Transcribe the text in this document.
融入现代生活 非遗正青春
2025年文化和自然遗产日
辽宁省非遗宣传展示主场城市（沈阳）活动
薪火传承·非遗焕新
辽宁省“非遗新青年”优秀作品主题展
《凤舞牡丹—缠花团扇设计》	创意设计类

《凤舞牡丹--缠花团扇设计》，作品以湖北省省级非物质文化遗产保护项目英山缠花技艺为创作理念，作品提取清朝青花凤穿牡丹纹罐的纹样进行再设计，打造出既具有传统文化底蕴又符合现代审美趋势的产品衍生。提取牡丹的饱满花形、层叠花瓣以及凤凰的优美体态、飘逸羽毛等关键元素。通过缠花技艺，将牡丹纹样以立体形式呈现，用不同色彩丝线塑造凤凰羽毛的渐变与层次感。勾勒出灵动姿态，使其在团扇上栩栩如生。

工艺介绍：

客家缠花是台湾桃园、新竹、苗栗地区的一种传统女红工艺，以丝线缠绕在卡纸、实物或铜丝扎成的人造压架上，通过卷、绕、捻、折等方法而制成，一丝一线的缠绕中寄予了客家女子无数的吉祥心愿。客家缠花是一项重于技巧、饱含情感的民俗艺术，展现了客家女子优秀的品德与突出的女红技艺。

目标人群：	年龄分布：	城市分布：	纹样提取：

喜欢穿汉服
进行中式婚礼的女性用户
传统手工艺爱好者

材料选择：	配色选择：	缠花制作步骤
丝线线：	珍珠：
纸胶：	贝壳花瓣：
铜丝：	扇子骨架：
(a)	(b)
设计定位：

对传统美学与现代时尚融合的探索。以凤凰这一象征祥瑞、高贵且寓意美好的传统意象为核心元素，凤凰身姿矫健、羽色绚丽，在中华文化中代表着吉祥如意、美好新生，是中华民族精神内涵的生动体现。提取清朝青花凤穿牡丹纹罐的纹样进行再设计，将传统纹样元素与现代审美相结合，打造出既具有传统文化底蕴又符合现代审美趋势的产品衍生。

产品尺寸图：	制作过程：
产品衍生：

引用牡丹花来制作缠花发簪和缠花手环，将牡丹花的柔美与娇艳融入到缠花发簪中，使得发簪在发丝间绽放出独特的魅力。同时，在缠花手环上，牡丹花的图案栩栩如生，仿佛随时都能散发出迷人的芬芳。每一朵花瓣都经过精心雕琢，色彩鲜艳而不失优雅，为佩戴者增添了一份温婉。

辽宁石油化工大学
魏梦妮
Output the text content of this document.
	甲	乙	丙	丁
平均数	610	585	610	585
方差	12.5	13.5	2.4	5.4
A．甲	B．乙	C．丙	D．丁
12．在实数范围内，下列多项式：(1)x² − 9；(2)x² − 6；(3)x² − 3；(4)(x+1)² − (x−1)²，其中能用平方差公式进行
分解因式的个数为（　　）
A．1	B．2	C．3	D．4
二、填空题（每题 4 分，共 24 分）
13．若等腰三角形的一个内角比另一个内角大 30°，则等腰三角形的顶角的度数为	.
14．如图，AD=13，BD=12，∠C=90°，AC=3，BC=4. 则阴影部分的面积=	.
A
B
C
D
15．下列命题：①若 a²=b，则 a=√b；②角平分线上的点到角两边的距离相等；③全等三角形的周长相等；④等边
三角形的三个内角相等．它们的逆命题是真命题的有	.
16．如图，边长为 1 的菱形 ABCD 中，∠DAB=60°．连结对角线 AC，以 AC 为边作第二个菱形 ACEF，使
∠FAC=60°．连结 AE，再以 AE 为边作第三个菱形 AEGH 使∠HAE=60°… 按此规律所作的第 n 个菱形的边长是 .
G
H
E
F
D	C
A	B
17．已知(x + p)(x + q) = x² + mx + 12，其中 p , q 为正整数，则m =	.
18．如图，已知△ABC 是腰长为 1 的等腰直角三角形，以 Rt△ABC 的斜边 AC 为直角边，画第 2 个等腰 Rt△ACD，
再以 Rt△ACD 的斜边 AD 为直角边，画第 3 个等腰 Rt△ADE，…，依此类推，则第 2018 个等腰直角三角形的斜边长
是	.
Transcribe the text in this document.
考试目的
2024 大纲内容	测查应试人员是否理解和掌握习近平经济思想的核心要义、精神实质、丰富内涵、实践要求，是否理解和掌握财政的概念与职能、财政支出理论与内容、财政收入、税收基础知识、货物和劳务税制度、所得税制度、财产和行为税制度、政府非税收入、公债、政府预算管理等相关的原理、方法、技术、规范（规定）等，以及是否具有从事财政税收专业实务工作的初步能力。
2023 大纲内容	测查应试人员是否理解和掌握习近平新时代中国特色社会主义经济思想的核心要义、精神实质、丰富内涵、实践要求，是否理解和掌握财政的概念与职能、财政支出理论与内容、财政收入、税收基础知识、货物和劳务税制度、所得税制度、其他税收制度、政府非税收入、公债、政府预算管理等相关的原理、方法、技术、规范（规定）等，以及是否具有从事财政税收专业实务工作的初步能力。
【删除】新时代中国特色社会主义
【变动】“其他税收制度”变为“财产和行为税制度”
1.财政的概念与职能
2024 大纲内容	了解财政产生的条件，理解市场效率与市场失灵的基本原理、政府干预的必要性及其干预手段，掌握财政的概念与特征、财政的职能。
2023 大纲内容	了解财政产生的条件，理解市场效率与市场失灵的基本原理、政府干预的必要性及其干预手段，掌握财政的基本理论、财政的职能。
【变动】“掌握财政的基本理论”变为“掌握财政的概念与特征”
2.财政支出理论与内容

** SET TASK **
Pick out and copy the lines of the entries that hold the string "政府干预的必要性及其干预手段".

** FINAL RESULT **
2024 大纲内容	了解财政产生的条件，理解市场效率与市场失灵的基本原理、政府干预的必要性及其干预手段，掌握财政的概念与特征、财政的职能。
2023 大纲内容	了解财政产生的条件，理解市场效率与市场失灵的基本原理、政府干预的必要性及其干预手段，掌握财政的基本理论、财政的职能。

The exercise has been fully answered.